WHAT YOU WILL DO:
Could you extract every entry below and reproduce it exactly?

# # # # #

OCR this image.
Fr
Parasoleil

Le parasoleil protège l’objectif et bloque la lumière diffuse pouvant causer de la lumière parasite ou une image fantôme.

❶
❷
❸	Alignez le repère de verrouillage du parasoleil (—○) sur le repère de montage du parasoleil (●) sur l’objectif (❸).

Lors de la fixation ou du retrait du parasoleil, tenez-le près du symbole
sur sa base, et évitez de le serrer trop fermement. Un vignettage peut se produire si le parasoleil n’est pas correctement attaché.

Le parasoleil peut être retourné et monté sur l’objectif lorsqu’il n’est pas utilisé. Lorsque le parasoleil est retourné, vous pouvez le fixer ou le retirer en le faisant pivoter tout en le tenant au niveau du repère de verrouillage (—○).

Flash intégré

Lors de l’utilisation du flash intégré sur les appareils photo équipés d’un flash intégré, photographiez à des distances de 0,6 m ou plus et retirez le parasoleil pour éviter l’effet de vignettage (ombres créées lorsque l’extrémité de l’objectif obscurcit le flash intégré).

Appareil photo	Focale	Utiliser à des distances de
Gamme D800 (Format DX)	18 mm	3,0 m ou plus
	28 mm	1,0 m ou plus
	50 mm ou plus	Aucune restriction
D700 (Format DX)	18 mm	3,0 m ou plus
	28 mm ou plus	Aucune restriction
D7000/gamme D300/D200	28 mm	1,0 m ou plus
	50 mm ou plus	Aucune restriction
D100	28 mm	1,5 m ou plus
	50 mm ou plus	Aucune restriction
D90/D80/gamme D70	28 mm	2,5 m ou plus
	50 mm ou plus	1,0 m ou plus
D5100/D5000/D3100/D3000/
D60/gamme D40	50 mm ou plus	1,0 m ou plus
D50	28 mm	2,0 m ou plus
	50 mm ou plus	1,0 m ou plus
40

# # # # #

RESULT FOR THIS TASK:
OCR this image.
Fr
Parasoleil

Le parasoleil protège l’objectif et bloque la lumière diffuse pouvant causer de la lumière parasite ou une image fantôme.

❶
❷
❸	Alignez le repère de verrouillage du parasoleil (—○) sur le repère de montage du parasoleil (●) sur l’objectif (❸).

Lors de la fixation ou du retrait du parasoleil, tenez-le près du symbole
sur sa base, et évitez de le serrer trop fermement. Un vignettage peut se produire si le parasoleil n’est pas correctement attaché.

Le parasoleil peut être retourné et monté sur l’objectif lorsqu’il n’est pas utilisé. Lorsque le parasoleil est retourné, vous pouvez le fixer ou le retirer en le faisant pivoter tout en le tenant au niveau du repère de verrouillage (—○).

Flash intégré

Lors de l’utilisation du flash intégré sur les appareils photo équipés d’un flash intégré, photographiez à des distances de 0,6 m ou plus et retirez le parasoleil pour éviter l’effet de vignettage (ombres créées lorsque l’extrémité de l’objectif obscurcit le flash intégré).

Appareil photo	Focale	Utiliser à des distances de
Gamme D800 (Format DX)	18 mm	3,0 m ou plus
	28 mm	1,0 m ou plus
	50 mm ou plus	Aucune restriction
D700 (Format DX)	18 mm	3,0 m ou plus
	28 mm ou plus	Aucune restriction
D7000/gamme D300/D200	28 mm	1,0 m ou plus
	50 mm ou plus	Aucune restriction
D100	28 mm	1,5 m ou plus
	50 mm ou plus	Aucune restriction
D90/D80/gamme D70	28 mm	2,5 m ou plus
	50 mm ou plus	1,0 m ou plus
D5100/D5000/D3100/D3000/
D60/gamme D40	50 mm ou plus	1,0 m ou plus
D50	28 mm	2,0 m ou plus
	50 mm ou plus	1,0 m ou plus
40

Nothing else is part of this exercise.